Directive:
Tally the lines containing "communication" and report the number alone.
------------------------------
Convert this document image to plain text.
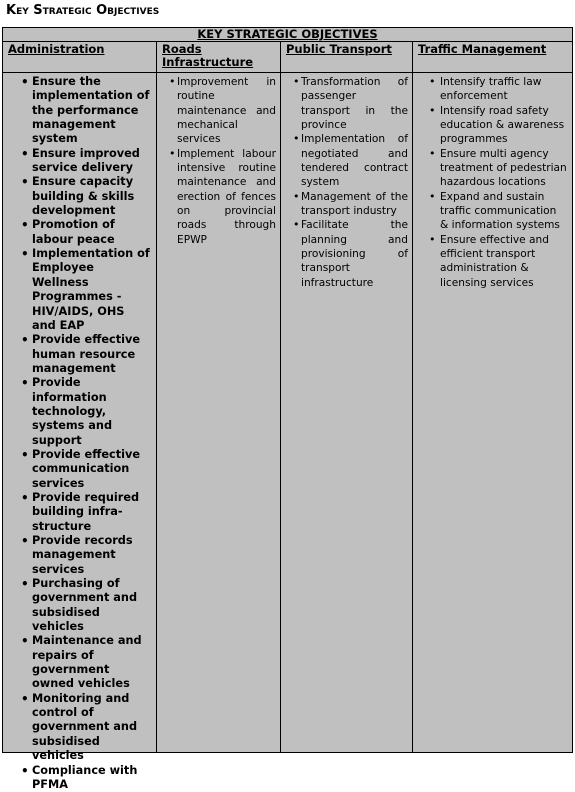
Key Strategic Objectives
KEY STRATEGIC OBJECTIVES
Administration
• Ensure the implementation of the performance management system
• Ensure improved service delivery
• Ensure capacity building & skills development
• Promotion of labour peace
• Implementation of Employee Wellness Programmes - HIV/AIDS, OHS and EAP
• Provide effective human resource management
• Provide information technology, systems and support
• Provide effective communication services
• Provide required building infra-structure
• Provide records management services
• Purchasing of government and subsidised vehicles
• Maintenance and repairs of government owned vehicles
• Monitoring and control of government and subsidised vehicles
• Compliance with PFMA
Roads Infrastructure
• Improvement in routine maintenance and mechanical services
• Implement labour intensive routine maintenance and erection of fences on provincial roads through EPWP
Public Transport
• Transformation of passenger transport in the province
• Implementation of negotiated and tendered contract system
• Management of the transport industry
• Facilitate the planning and provisioning of transport infrastructure
Traffic Management
• Intensify traffic law enforcement
• Intensify road safety education & awareness programmes
• Ensure multi agency treatment of pedestrian hazardous locations
• Expand and sustain traffic communication & information systems
• Ensure effective and efficient transport administration & licensing services
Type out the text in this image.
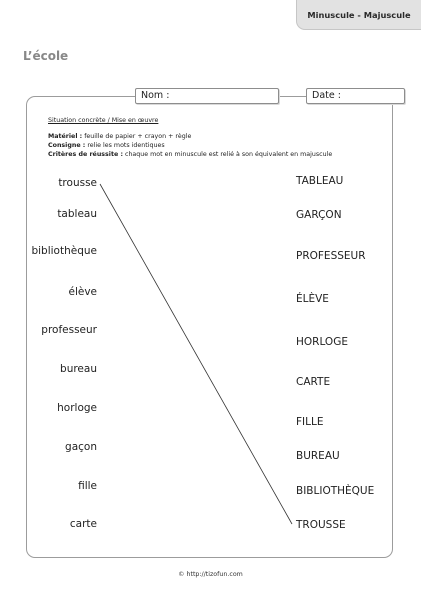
Minuscule - Majuscule
L’école
Nom :	Date :
Situation concrète / Mise en œuvre
Matériel : feuille de papier + crayon + règle
Consigne : relie les mots identiques
Critères de réussite : chaque mot en minuscule est relié à son équivalent en majuscule
trousse
tableau
bibliothèque
élève
professeur
bureau
horloge
gaçon
fille
carte
TABLEAU
GARÇON
PROFESSEUR
ÉLÈVE
HORLOGE
CARTE
FILLE
BUREAU
BIBLIOTHÈQUE
TROUSSE
© http://tizofun.com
------------------------------
Solution for this problem:
2